##### DATASET

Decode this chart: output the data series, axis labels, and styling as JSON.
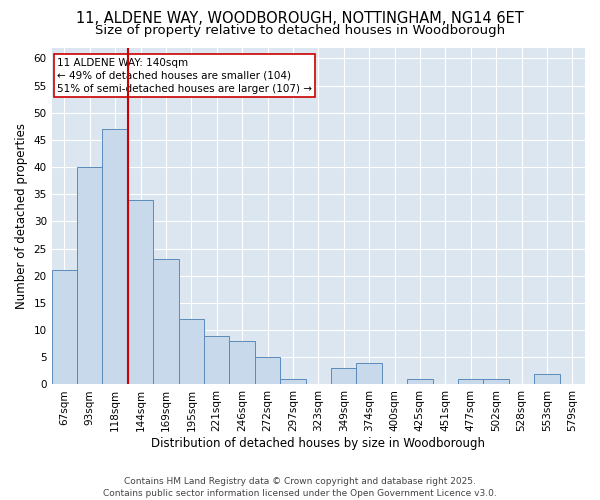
{
  "title_line1": "11, ALDENE WAY, WOODBOROUGH, NOTTINGHAM, NG14 6ET",
  "title_line2": "Size of property relative to detached houses in Woodborough",
  "xlabel": "Distribution of detached houses by size in Woodborough",
  "ylabel": "Number of detached properties",
  "categories": [
    "67sqm",
    "93sqm",
    "118sqm",
    "144sqm",
    "169sqm",
    "195sqm",
    "221sqm",
    "246sqm",
    "272sqm",
    "297sqm",
    "323sqm",
    "349sqm",
    "374sqm",
    "400sqm",
    "425sqm",
    "451sqm",
    "477sqm",
    "502sqm",
    "528sqm",
    "553sqm",
    "579sqm"
  ],
  "values": [
    21,
    40,
    47,
    34,
    23,
    12,
    9,
    8,
    5,
    1,
    0,
    3,
    4,
    0,
    1,
    0,
    1,
    1,
    0,
    2,
    0
  ],
  "bar_color": "#c9d9ec",
  "bar_edge_color": "#5b8aba",
  "vline_x": 2.5,
  "vline_color": "#cc0000",
  "annotation_text": "11 ALDENE WAY: 140sqm\n← 49% of detached houses are smaller (104)\n51% of semi-detached houses are larger (107) →",
  "annotation_box_facecolor": "#ffffff",
  "annotation_box_edgecolor": "#cc0000",
  "ylim": [
    0,
    62
  ],
  "yticks": [
    0,
    5,
    10,
    15,
    20,
    25,
    30,
    35,
    40,
    45,
    50,
    55,
    60
  ],
  "figure_bg": "#ffffff",
  "plot_bg": "#dce6f0",
  "grid_color": "#ffffff",
  "footer_text": "Contains HM Land Registry data © Crown copyright and database right 2025.\nContains public sector information licensed under the Open Government Licence v3.0.",
  "title_fontsize": 10.5,
  "subtitle_fontsize": 9.5,
  "axis_label_fontsize": 8.5,
  "tick_fontsize": 7.5,
  "annotation_fontsize": 7.5,
  "footer_fontsize": 6.5
}
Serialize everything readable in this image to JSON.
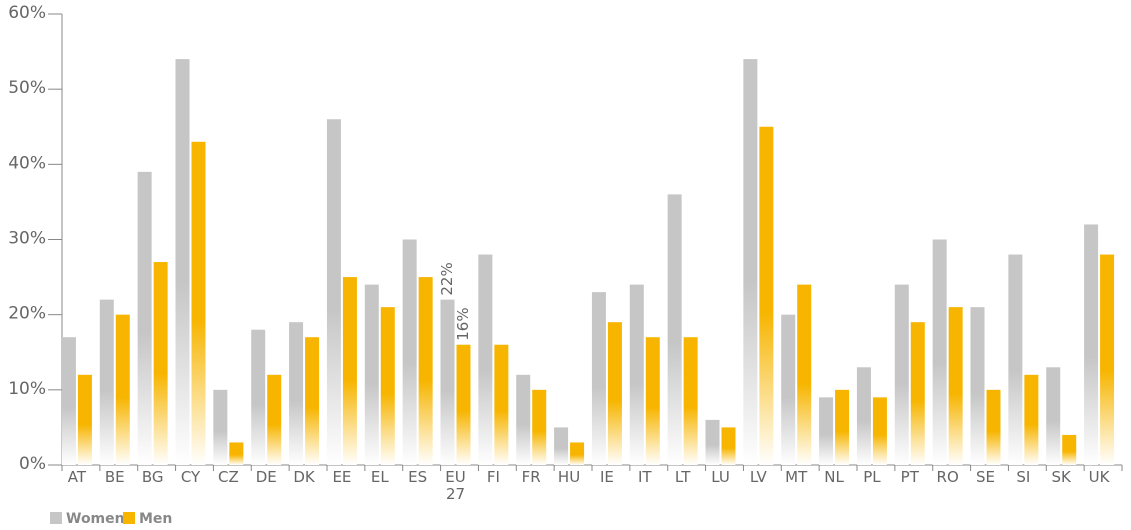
{
  "chart_data": {
    "type": "bar",
    "categories": [
      "AT",
      "BE",
      "BG",
      "CY",
      "CZ",
      "DE",
      "DK",
      "EE",
      "EL",
      "ES",
      "EU 27",
      "FI",
      "FR",
      "HU",
      "IE",
      "IT",
      "LT",
      "LU",
      "LV",
      "MT",
      "NL",
      "PL",
      "PT",
      "RO",
      "SE",
      "SI",
      "SK",
      "UK"
    ],
    "series": [
      {
        "name": "Women",
        "color": "#c6c6c6",
        "values": [
          17,
          22,
          39,
          54,
          10,
          18,
          19,
          46,
          24,
          30,
          22,
          28,
          12,
          5,
          23,
          24,
          36,
          6,
          54,
          20,
          9,
          13,
          24,
          30,
          21,
          28,
          13,
          32
        ],
        "value_labels": [
          null,
          null,
          null,
          null,
          null,
          null,
          null,
          null,
          null,
          null,
          "22%",
          null,
          null,
          null,
          null,
          null,
          null,
          null,
          null,
          null,
          null,
          null,
          null,
          null,
          null,
          null,
          null,
          null
        ]
      },
      {
        "name": "Men",
        "color": "#f7b500",
        "values": [
          12,
          20,
          27,
          43,
          3,
          12,
          17,
          25,
          21,
          25,
          16,
          16,
          10,
          3,
          19,
          17,
          17,
          5,
          45,
          24,
          10,
          9,
          19,
          21,
          10,
          12,
          4,
          28
        ],
        "value_labels": [
          null,
          null,
          null,
          null,
          null,
          null,
          null,
          null,
          null,
          null,
          "16%",
          null,
          null,
          null,
          null,
          null,
          null,
          null,
          null,
          null,
          null,
          null,
          null,
          null,
          null,
          null,
          null,
          null
        ]
      }
    ],
    "ylim": [
      0,
      60
    ],
    "yticks": [
      {
        "value": 0,
        "label": "0%"
      },
      {
        "value": 10,
        "label": "10%"
      },
      {
        "value": 20,
        "label": "20%"
      },
      {
        "value": 30,
        "label": "30%"
      },
      {
        "value": 40,
        "label": "40%"
      },
      {
        "value": 50,
        "label": "50%"
      },
      {
        "value": 60,
        "label": "60%"
      }
    ],
    "legend": "bottom-left"
  }
}
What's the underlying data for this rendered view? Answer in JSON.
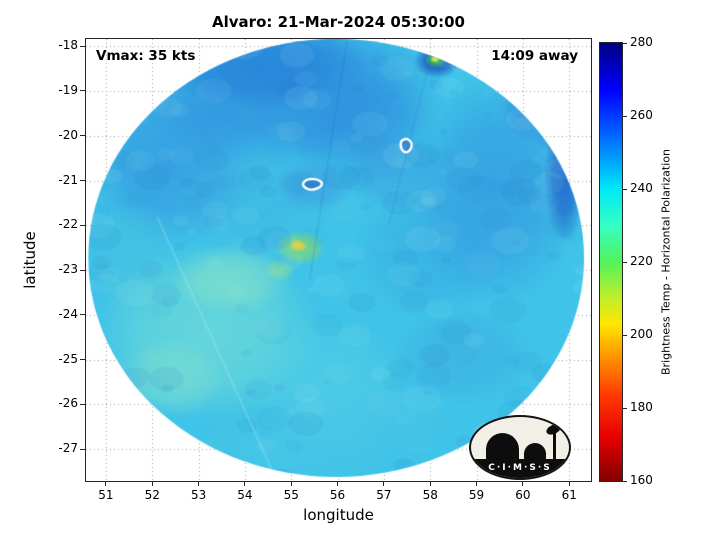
{
  "figure": {
    "title": "Alvaro: 21-Mar-2024 05:30:00",
    "annotation_left": "Vmax: 35 kts",
    "annotation_right": "14:09 away",
    "xlabel": "longitude",
    "ylabel": "latitude"
  },
  "logo": {
    "name": "CIMSS",
    "text": "C·I·M·S·S"
  },
  "chart_data": {
    "type": "heatmap",
    "title": "Alvaro: 21-Mar-2024 05:30:00",
    "storm": {
      "name": "Alvaro",
      "datetime": "21-Mar-2024 05:30:00",
      "vmax": "35 kts",
      "time_offset": "14:09 away"
    },
    "xlabel": "longitude",
    "ylabel": "latitude",
    "xlim": [
      50.57,
      61.47
    ],
    "ylim": [
      -27.71,
      -17.84
    ],
    "xticks": [
      51,
      52,
      53,
      54,
      55,
      56,
      57,
      58,
      59,
      60,
      61
    ],
    "yticks": [
      -18,
      -19,
      -20,
      -21,
      -22,
      -23,
      -24,
      -25,
      -26,
      -27
    ],
    "grid": true,
    "colorbar": {
      "label": "Brightness Temp - Horizontal Polarization",
      "min": 160,
      "max": 280,
      "ticks": [
        160,
        180,
        200,
        220,
        240,
        260,
        280
      ],
      "colormap": "jet reversed (low=dark red, high=dark blue)",
      "gradient": [
        {
          "value": 280,
          "color": "#000083"
        },
        {
          "value": 267,
          "color": "#0000ff"
        },
        {
          "value": 253,
          "color": "#0075ff"
        },
        {
          "value": 240,
          "color": "#00e8f8"
        },
        {
          "value": 230,
          "color": "#35ffc2"
        },
        {
          "value": 220,
          "color": "#52f25a"
        },
        {
          "value": 211,
          "color": "#b8ef2f"
        },
        {
          "value": 203,
          "color": "#ffe600"
        },
        {
          "value": 194,
          "color": "#ff9400"
        },
        {
          "value": 184,
          "color": "#ff3c00"
        },
        {
          "value": 172,
          "color": "#e80000"
        },
        {
          "value": 160,
          "color": "#800000"
        }
      ]
    },
    "swath": {
      "center_lon": 55.97,
      "center_lat": -22.73,
      "radius_lon_deg": 5.35,
      "radius_lat_deg": 4.89,
      "base_color": "#3fc3e8",
      "base_value_k": 245
    },
    "features": [
      {
        "lon": 55.0,
        "lat": -19.0,
        "rx": 3.4,
        "ry": 1.8,
        "color": "#2b85dc",
        "alpha": 0.75
      },
      {
        "lon": 52.4,
        "lat": -20.6,
        "rx": 1.9,
        "ry": 1.9,
        "color": "#2f8ade",
        "alpha": 0.6
      },
      {
        "lon": 54.3,
        "lat": -18.4,
        "rx": 2.4,
        "ry": 1.0,
        "color": "#2176d6",
        "alpha": 0.55
      },
      {
        "lon": 56.6,
        "lat": -19.8,
        "rx": 1.6,
        "ry": 1.3,
        "color": "#2e8cdf",
        "alpha": 0.5
      },
      {
        "lon": 59.4,
        "lat": -21.2,
        "rx": 1.9,
        "ry": 2.6,
        "color": "#2f8ade",
        "alpha": 0.55
      },
      {
        "lon": 58.0,
        "lat": -22.6,
        "rx": 1.7,
        "ry": 1.5,
        "color": "#35a2e2",
        "alpha": 0.45
      },
      {
        "lon": 54.0,
        "lat": -21.4,
        "rx": 2.1,
        "ry": 1.2,
        "color": "#41b2e2",
        "alpha": 0.45
      },
      {
        "lon": 51.6,
        "lat": -22.8,
        "rx": 1.0,
        "ry": 1.4,
        "color": "#48c0e0",
        "alpha": 0.5
      },
      {
        "lon": 53.2,
        "lat": -24.4,
        "rx": 2.5,
        "ry": 2.0,
        "color": "#74ded6",
        "alpha": 0.7
      },
      {
        "lon": 53.7,
        "lat": -23.2,
        "rx": 1.3,
        "ry": 0.8,
        "color": "#8fe6c2",
        "alpha": 0.55
      },
      {
        "lon": 52.4,
        "lat": -25.4,
        "rx": 1.2,
        "ry": 0.9,
        "color": "#86e2ca",
        "alpha": 0.5
      },
      {
        "lon": 55.7,
        "lat": -25.5,
        "rx": 1.9,
        "ry": 1.5,
        "color": "#5ad2e4",
        "alpha": 0.5
      },
      {
        "lon": 56.9,
        "lat": -26.3,
        "rx": 1.6,
        "ry": 0.9,
        "color": "#4cc6e6",
        "alpha": 0.45
      },
      {
        "lon": 58.7,
        "lat": -24.9,
        "rx": 1.5,
        "ry": 1.1,
        "color": "#3ea6e0",
        "alpha": 0.45
      },
      {
        "lon": 55.0,
        "lat": -27.0,
        "rx": 2.4,
        "ry": 0.9,
        "color": "#4fcae6",
        "alpha": 0.45
      },
      {
        "lon": 60.3,
        "lat": -19.3,
        "rx": 0.8,
        "ry": 0.9,
        "color": "#2d80da",
        "alpha": 0.5
      },
      {
        "lon": 60.9,
        "lat": -20.9,
        "rx": 0.45,
        "ry": 1.5,
        "color": "#1850c5",
        "alpha": 0.7
      },
      {
        "lon": 57.2,
        "lat": -20.8,
        "rx": 1.1,
        "ry": 0.9,
        "color": "#3a9ae0",
        "alpha": 0.5
      },
      {
        "lon": 55.5,
        "lat": -21.1,
        "rx": 0.9,
        "ry": 0.6,
        "color": "#3b92de",
        "alpha": 0.5
      },
      {
        "lon": 54.75,
        "lat": -23.0,
        "rx": 0.35,
        "ry": 0.25,
        "color": "#99e08e",
        "alpha": 0.55
      },
      {
        "lon": 55.2,
        "lat": -22.5,
        "rx": 0.55,
        "ry": 0.4,
        "color": "#7fd877",
        "alpha": 0.85
      },
      {
        "lon": 55.15,
        "lat": -22.45,
        "rx": 0.2,
        "ry": 0.15,
        "color": "#ead23e",
        "alpha": 0.95
      },
      {
        "lon": 58.15,
        "lat": -18.32,
        "rx": 0.5,
        "ry": 0.4,
        "color": "#1b4bbc",
        "alpha": 0.85
      },
      {
        "lon": 58.12,
        "lat": -18.3,
        "rx": 0.24,
        "ry": 0.18,
        "color": "#3cbf52",
        "alpha": 0.95
      },
      {
        "lon": 58.1,
        "lat": -18.29,
        "rx": 0.1,
        "ry": 0.08,
        "color": "#f2ea3d",
        "alpha": 0.95
      }
    ],
    "seams": [
      {
        "from": [
          56.2,
          -17.9
        ],
        "to": [
          55.4,
          -23.2
        ],
        "color": "rgba(20,70,150,0.10)",
        "width": 2
      },
      {
        "from": [
          58.0,
          -18.3
        ],
        "to": [
          57.1,
          -22.0
        ],
        "color": "rgba(20,70,150,0.08)",
        "width": 2
      },
      {
        "from": [
          52.1,
          -21.8
        ],
        "to": [
          54.6,
          -27.5
        ],
        "color": "rgba(235,252,252,0.18)",
        "width": 2
      }
    ],
    "contours": [
      {
        "center_lon": 55.47,
        "center_lat": -21.08,
        "color": "#ffffff",
        "fill": "rgba(25,70,165,0.35)",
        "points": [
          [
            -0.23,
            0.0
          ],
          [
            -0.16,
            0.09
          ],
          [
            -0.04,
            0.12
          ],
          [
            0.1,
            0.1
          ],
          [
            0.2,
            0.04
          ],
          [
            0.18,
            -0.05
          ],
          [
            0.07,
            -0.11
          ],
          [
            -0.06,
            -0.13
          ],
          [
            -0.18,
            -0.08
          ]
        ]
      },
      {
        "center_lon": 57.48,
        "center_lat": -20.23,
        "color": "#ffffff",
        "fill": "rgba(25,70,165,0.35)",
        "points": [
          [
            -0.11,
            0.12
          ],
          [
            0.0,
            0.17
          ],
          [
            0.09,
            0.12
          ],
          [
            0.13,
            0.02
          ],
          [
            0.09,
            -0.09
          ],
          [
            0.0,
            -0.15
          ],
          [
            -0.09,
            -0.1
          ],
          [
            -0.12,
            0.01
          ]
        ]
      }
    ]
  }
}
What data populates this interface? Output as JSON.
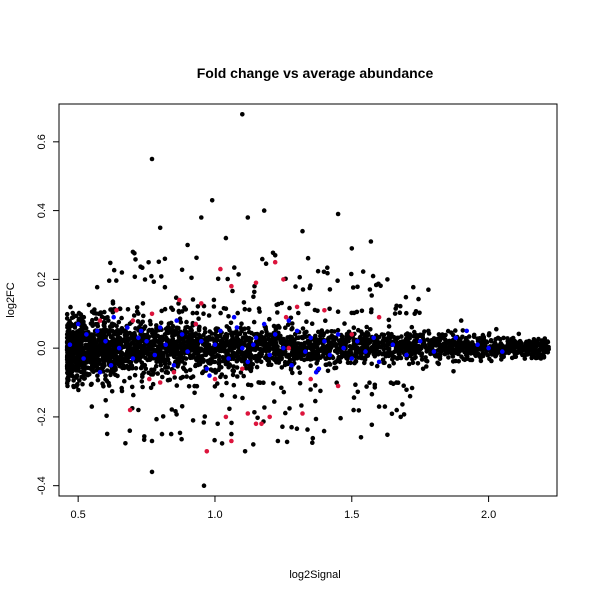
{
  "chart_data": {
    "type": "scatter",
    "title": "Fold change vs average abundance",
    "xlabel": "log2Signal",
    "ylabel": "log2FC",
    "xlim": [
      0.43,
      2.25
    ],
    "ylim": [
      -0.43,
      0.71
    ],
    "x_ticks": [
      0.5,
      1.0,
      1.5,
      2.0
    ],
    "x_tick_labels": [
      "0.5",
      "1.0",
      "1.5",
      "2.0"
    ],
    "y_ticks": [
      -0.4,
      -0.2,
      0.0,
      0.2,
      0.4,
      0.6
    ],
    "y_tick_labels": [
      "-0.4",
      "-0.2",
      "0.0",
      "0.2",
      "0.4",
      "0.6"
    ],
    "grid": false,
    "legend": "none",
    "colors": {
      "background": "#000000",
      "highlight": "#0000ff",
      "significant": "#dc143c"
    },
    "series": [
      {
        "role": "background",
        "color": "#000000",
        "outliers": [
          [
            0.77,
            0.55
          ],
          [
            1.1,
            0.68
          ],
          [
            0.99,
            0.43
          ],
          [
            1.18,
            0.4
          ],
          [
            0.95,
            0.38
          ],
          [
            1.45,
            0.39
          ],
          [
            1.12,
            0.38
          ],
          [
            0.8,
            0.35
          ],
          [
            1.32,
            0.34
          ],
          [
            1.04,
            0.32
          ],
          [
            1.57,
            0.31
          ],
          [
            0.9,
            0.3
          ],
          [
            1.5,
            0.29
          ],
          [
            0.7,
            0.28
          ],
          [
            1.22,
            0.27
          ],
          [
            0.66,
            0.22
          ],
          [
            1.63,
            0.2
          ],
          [
            1.78,
            0.17
          ],
          [
            0.96,
            -0.4
          ],
          [
            0.77,
            -0.36
          ],
          [
            0.77,
            -0.27
          ],
          [
            0.84,
            -0.25
          ],
          [
            1.11,
            -0.3
          ],
          [
            1.06,
            -0.25
          ],
          [
            1.23,
            -0.27
          ],
          [
            1.14,
            -0.28
          ],
          [
            0.92,
            -0.21
          ],
          [
            1.28,
            -0.23
          ],
          [
            1.01,
            -0.22
          ],
          [
            0.72,
            -0.18
          ],
          [
            1.6,
            -0.17
          ],
          [
            0.55,
            -0.17
          ],
          [
            1.9,
            0.08
          ],
          [
            2.07,
            0.02
          ],
          [
            2.2,
            0.0
          ],
          [
            2.15,
            0.01
          ],
          [
            2.12,
            -0.01
          ]
        ],
        "cloud": {
          "x_range": [
            0.46,
            2.22
          ],
          "center_y": 0.0,
          "max_spread": 0.1,
          "count": 3000
        }
      },
      {
        "role": "highlight",
        "color": "#0000ff",
        "points": [
          [
            0.5,
            0.07
          ],
          [
            0.53,
            0.04
          ],
          [
            0.52,
            -0.03
          ],
          [
            0.57,
            0.05
          ],
          [
            0.6,
            0.02
          ],
          [
            0.62,
            -0.05
          ],
          [
            0.65,
            0.0
          ],
          [
            0.68,
            0.06
          ],
          [
            0.7,
            -0.03
          ],
          [
            0.73,
            0.05
          ],
          [
            0.75,
            0.02
          ],
          [
            0.78,
            -0.02
          ],
          [
            0.8,
            0.06
          ],
          [
            0.82,
            0.01
          ],
          [
            0.85,
            -0.05
          ],
          [
            0.88,
            0.04
          ],
          [
            0.9,
            -0.01
          ],
          [
            0.93,
            0.07
          ],
          [
            0.95,
            0.02
          ],
          [
            0.97,
            -0.06
          ],
          [
            1.0,
            0.01
          ],
          [
            1.02,
            0.05
          ],
          [
            1.05,
            -0.03
          ],
          [
            1.08,
            0.06
          ],
          [
            1.1,
            0.0
          ],
          [
            1.12,
            -0.04
          ],
          [
            1.15,
            0.03
          ],
          [
            1.18,
            0.07
          ],
          [
            1.2,
            -0.02
          ],
          [
            1.22,
            0.04
          ],
          [
            1.25,
            0.0
          ],
          [
            1.28,
            -0.05
          ],
          [
            1.3,
            0.05
          ],
          [
            1.33,
            -0.01
          ],
          [
            1.35,
            0.03
          ],
          [
            1.38,
            -0.06
          ],
          [
            1.4,
            0.02
          ],
          [
            1.42,
            -0.02
          ],
          [
            1.45,
            0.04
          ],
          [
            1.47,
            0.0
          ],
          [
            1.5,
            -0.03
          ],
          [
            1.52,
            0.02
          ],
          [
            1.55,
            -0.01
          ],
          [
            1.58,
            0.03
          ],
          [
            1.6,
            -0.04
          ],
          [
            1.65,
            0.01
          ],
          [
            1.7,
            -0.02
          ],
          [
            1.75,
            0.02
          ],
          [
            1.8,
            -0.01
          ],
          [
            1.88,
            0.03
          ],
          [
            1.92,
            0.05
          ],
          [
            1.96,
            0.01
          ],
          [
            2.0,
            0.0
          ],
          [
            2.05,
            -0.01
          ],
          [
            0.63,
            0.09
          ],
          [
            0.86,
            0.08
          ],
          [
            1.07,
            0.09
          ],
          [
            1.27,
            0.08
          ],
          [
            0.58,
            -0.07
          ],
          [
            0.98,
            -0.08
          ],
          [
            1.37,
            -0.07
          ],
          [
            0.47,
            0.01
          ],
          [
            0.72,
            0.03
          ],
          [
            1.14,
            0.01
          ]
        ]
      },
      {
        "role": "significant",
        "color": "#dc143c",
        "points": [
          [
            0.97,
            -0.3
          ],
          [
            1.06,
            -0.27
          ],
          [
            1.15,
            -0.22
          ],
          [
            1.17,
            -0.22
          ],
          [
            1.04,
            -0.2
          ],
          [
            1.12,
            -0.19
          ],
          [
            1.32,
            -0.19
          ],
          [
            1.2,
            -0.2
          ],
          [
            1.45,
            -0.11
          ],
          [
            1.35,
            -0.09
          ],
          [
            0.69,
            -0.18
          ],
          [
            0.8,
            -0.1
          ],
          [
            0.76,
            -0.09
          ],
          [
            1.0,
            -0.09
          ],
          [
            1.22,
            0.25
          ],
          [
            1.02,
            0.23
          ],
          [
            1.06,
            0.18
          ],
          [
            1.15,
            0.19
          ],
          [
            1.3,
            0.12
          ],
          [
            0.87,
            0.14
          ],
          [
            0.77,
            0.1
          ],
          [
            0.64,
            0.11
          ],
          [
            1.4,
            0.11
          ],
          [
            0.58,
            0.08
          ],
          [
            1.6,
            0.09
          ],
          [
            1.26,
            0.09
          ],
          [
            0.93,
            0.07
          ],
          [
            1.1,
            -0.06
          ],
          [
            0.85,
            -0.07
          ],
          [
            1.27,
            0.0
          ],
          [
            1.5,
            0.04
          ],
          [
            0.95,
            0.13
          ],
          [
            0.7,
            0.08
          ],
          [
            1.25,
            0.2
          ]
        ]
      }
    ]
  }
}
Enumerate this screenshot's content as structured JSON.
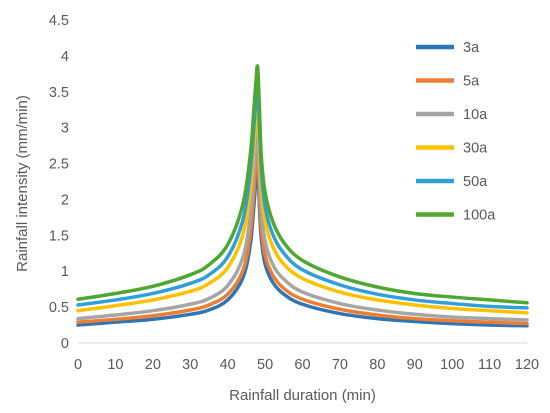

##########

— WHAT YOU SHOULD DO —
Which lines hold the string "JSON"? List them all.

— ANSWER TO THIS PROBLEM —
Decode this chart: output the data series, axis labels, and styling as JSON.
Serialize everything readable in this image to JSON.
What's the underlying data for this rendered view? Answer in JSON.
What data populates this interface? Output as JSON.
Enumerate this screenshot's content as structured JSON.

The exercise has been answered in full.